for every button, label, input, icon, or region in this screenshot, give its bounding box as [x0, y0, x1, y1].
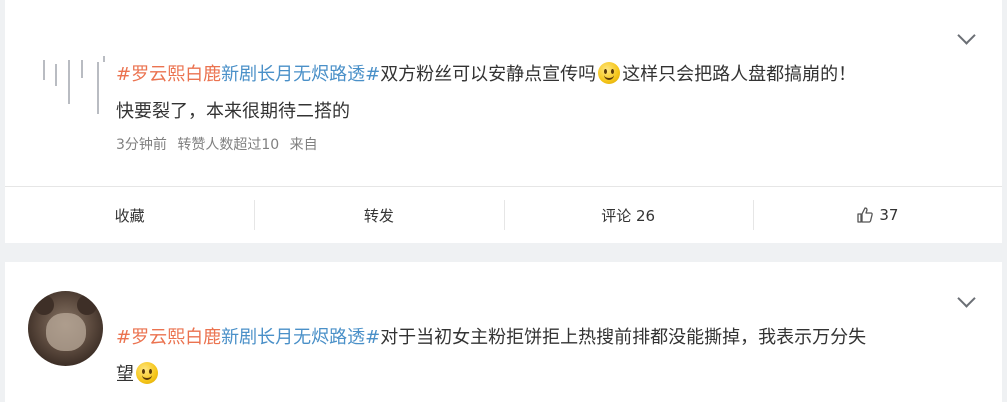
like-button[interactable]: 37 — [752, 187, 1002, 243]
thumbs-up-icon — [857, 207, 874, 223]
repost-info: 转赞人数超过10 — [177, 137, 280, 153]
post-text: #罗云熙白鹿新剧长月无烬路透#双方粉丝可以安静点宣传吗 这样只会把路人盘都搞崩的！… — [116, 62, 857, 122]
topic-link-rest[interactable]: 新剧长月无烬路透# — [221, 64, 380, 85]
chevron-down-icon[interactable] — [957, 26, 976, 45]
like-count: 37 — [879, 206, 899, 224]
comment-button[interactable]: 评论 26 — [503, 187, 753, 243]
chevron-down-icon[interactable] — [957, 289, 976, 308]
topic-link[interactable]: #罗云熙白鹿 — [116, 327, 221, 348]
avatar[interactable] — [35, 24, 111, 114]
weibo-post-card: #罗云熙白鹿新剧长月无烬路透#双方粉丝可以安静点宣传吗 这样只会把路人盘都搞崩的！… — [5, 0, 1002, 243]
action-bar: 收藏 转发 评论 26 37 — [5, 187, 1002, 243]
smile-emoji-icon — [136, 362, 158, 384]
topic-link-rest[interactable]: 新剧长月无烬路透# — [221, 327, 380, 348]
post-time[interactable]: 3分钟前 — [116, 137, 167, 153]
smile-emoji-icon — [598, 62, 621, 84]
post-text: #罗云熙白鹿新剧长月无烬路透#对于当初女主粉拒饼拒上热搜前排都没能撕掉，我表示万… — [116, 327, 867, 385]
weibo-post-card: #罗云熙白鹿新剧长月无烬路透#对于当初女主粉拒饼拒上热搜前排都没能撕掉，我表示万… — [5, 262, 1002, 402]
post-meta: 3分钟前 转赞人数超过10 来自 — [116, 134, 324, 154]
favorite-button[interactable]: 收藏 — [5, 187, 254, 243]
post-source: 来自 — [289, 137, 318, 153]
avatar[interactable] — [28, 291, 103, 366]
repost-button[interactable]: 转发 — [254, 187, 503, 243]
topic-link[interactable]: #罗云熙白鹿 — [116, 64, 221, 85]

· · · · ·

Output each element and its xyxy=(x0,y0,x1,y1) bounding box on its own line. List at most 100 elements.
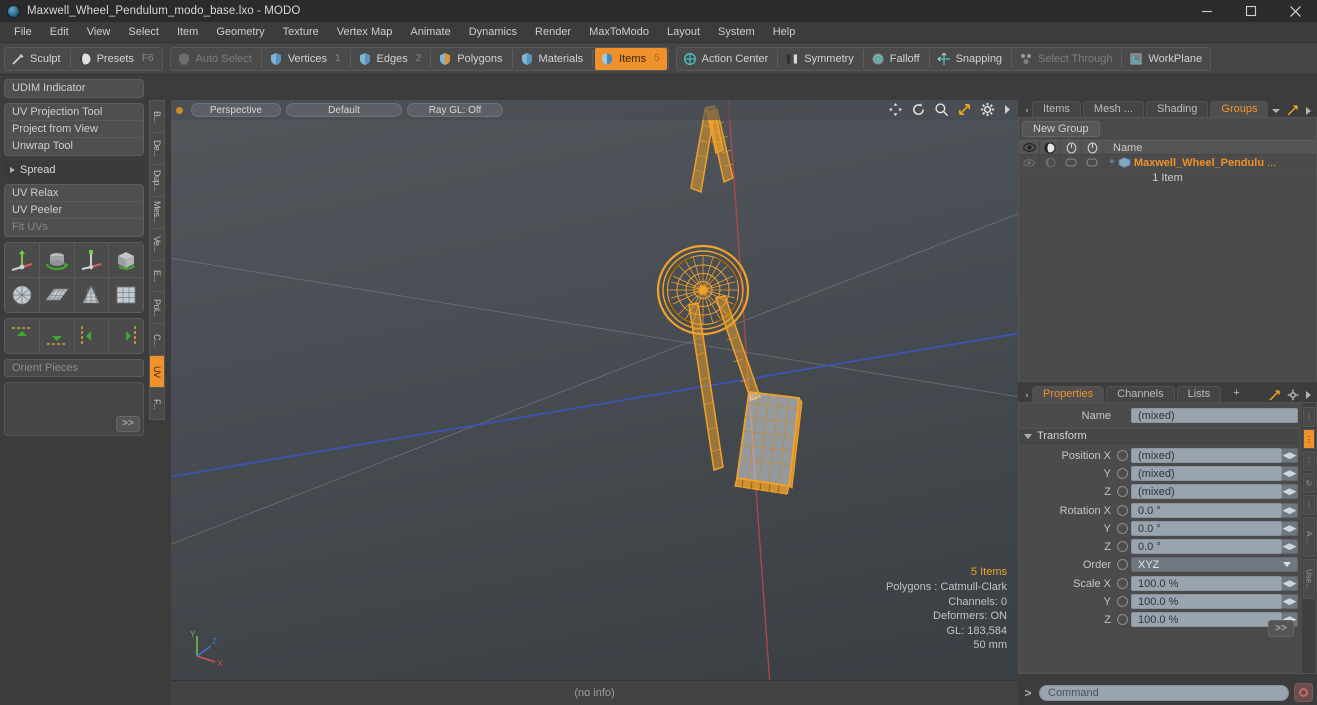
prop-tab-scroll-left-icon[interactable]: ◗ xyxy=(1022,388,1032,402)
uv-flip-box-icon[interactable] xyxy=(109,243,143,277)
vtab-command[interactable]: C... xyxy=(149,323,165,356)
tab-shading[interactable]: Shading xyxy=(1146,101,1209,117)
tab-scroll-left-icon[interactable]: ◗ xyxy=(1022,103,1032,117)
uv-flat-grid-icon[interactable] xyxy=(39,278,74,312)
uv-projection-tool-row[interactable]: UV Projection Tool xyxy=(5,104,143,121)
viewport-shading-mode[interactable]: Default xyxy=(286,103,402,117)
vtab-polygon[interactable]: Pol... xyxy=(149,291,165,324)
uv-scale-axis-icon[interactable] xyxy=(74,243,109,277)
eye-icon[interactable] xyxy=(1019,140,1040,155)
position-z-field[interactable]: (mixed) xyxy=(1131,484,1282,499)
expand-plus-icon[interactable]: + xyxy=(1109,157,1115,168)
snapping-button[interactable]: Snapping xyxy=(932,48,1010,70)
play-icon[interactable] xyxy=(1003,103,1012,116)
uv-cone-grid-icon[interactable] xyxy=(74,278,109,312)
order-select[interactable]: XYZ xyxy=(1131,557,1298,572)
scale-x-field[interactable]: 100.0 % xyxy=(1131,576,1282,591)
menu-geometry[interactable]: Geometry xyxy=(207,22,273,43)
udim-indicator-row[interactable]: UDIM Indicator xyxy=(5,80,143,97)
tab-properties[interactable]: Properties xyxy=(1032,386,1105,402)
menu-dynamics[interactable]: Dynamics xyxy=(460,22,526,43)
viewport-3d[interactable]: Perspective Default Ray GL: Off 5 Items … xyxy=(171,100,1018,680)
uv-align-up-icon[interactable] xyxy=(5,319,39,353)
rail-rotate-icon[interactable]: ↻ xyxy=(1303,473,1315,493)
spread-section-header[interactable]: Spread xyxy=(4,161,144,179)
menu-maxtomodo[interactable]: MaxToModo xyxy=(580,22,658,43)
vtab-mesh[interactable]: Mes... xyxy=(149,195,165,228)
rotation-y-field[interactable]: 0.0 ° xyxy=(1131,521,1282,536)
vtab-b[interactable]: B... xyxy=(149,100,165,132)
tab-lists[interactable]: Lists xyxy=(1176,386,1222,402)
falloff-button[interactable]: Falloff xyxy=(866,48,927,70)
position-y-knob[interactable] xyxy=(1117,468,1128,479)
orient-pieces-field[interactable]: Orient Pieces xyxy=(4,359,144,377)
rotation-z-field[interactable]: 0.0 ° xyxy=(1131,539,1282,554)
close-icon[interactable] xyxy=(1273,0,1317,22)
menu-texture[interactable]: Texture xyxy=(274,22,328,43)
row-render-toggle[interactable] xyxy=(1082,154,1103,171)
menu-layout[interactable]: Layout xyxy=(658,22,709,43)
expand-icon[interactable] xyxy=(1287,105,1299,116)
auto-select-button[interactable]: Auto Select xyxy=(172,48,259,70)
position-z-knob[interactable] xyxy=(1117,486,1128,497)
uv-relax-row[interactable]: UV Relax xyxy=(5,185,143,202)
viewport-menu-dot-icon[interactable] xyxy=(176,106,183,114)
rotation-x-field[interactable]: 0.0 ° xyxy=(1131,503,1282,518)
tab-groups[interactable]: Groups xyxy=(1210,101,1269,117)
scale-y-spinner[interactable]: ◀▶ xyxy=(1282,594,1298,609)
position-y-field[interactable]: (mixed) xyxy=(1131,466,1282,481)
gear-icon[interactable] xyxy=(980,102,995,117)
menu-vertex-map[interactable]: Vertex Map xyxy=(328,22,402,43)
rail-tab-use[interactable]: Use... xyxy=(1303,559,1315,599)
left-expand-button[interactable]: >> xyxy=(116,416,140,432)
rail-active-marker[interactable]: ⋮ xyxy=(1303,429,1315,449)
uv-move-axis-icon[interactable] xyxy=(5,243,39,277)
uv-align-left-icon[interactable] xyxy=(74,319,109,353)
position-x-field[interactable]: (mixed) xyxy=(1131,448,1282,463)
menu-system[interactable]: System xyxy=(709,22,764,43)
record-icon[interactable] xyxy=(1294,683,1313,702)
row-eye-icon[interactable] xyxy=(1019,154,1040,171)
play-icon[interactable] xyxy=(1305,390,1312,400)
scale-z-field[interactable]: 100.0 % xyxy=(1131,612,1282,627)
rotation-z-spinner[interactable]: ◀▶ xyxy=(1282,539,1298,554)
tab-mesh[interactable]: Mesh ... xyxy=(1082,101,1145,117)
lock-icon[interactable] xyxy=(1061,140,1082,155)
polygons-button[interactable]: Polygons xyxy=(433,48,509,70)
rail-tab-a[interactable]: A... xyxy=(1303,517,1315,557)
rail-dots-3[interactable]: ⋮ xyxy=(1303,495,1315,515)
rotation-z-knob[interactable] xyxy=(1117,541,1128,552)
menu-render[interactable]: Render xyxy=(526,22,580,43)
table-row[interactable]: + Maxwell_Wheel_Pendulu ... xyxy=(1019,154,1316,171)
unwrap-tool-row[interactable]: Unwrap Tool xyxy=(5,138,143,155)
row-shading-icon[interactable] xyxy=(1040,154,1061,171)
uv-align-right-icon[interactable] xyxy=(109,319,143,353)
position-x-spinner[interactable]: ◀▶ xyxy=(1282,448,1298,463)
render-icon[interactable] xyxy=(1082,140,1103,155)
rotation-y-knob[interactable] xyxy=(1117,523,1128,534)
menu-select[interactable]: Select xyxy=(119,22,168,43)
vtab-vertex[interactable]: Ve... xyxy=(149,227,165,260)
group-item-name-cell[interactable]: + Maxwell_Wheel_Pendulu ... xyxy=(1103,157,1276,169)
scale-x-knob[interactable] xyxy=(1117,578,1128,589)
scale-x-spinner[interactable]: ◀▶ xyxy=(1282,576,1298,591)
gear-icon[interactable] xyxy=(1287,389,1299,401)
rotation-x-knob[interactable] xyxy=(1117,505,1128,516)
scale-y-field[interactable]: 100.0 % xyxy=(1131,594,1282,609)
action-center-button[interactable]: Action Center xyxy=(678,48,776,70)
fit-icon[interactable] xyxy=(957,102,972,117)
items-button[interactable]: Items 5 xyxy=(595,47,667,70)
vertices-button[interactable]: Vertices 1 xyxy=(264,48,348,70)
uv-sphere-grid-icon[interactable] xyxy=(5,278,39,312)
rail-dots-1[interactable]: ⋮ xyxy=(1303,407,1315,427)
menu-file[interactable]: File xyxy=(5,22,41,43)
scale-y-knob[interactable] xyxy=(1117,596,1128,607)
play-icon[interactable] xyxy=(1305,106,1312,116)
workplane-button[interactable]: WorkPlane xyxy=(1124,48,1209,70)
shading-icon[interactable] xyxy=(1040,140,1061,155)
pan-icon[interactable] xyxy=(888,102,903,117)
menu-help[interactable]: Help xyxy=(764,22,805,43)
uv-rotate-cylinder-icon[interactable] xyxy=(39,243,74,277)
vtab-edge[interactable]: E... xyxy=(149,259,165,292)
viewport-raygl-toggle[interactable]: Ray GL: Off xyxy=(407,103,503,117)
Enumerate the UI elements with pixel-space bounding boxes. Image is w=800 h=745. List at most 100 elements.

· · · · ·

Update the material from the line containing "like-button[interactable]: 37 —" through the line containing "topic-link[interactable]: #罗云熙白鹿 — [116, 327, 221, 348]", replacing "chevron-down-icon" with "dropdown-arrow-icon" and keeping everything else the same. Return only those lines.

- Output of the exercise
like-button[interactable]: 37 — [752, 187, 1002, 243]
thumbs-up-icon — [857, 207, 874, 223]
repost-info: 转赞人数超过10 — [177, 137, 280, 153]
post-text: #罗云熙白鹿新剧长月无烬路透#双方粉丝可以安静点宣传吗 这样只会把路人盘都搞崩的！… — [116, 62, 857, 122]
topic-link-rest[interactable]: 新剧长月无烬路透# — [221, 64, 380, 85]
dropdown-arrow-icon[interactable] — [957, 26, 976, 45]
like-count: 37 — [879, 206, 899, 224]
comment-button[interactable]: 评论 26 — [503, 187, 753, 243]
dropdown-arrow-icon[interactable] — [957, 289, 976, 308]
topic-link[interactable]: #罗云熙白鹿 — [116, 327, 221, 348]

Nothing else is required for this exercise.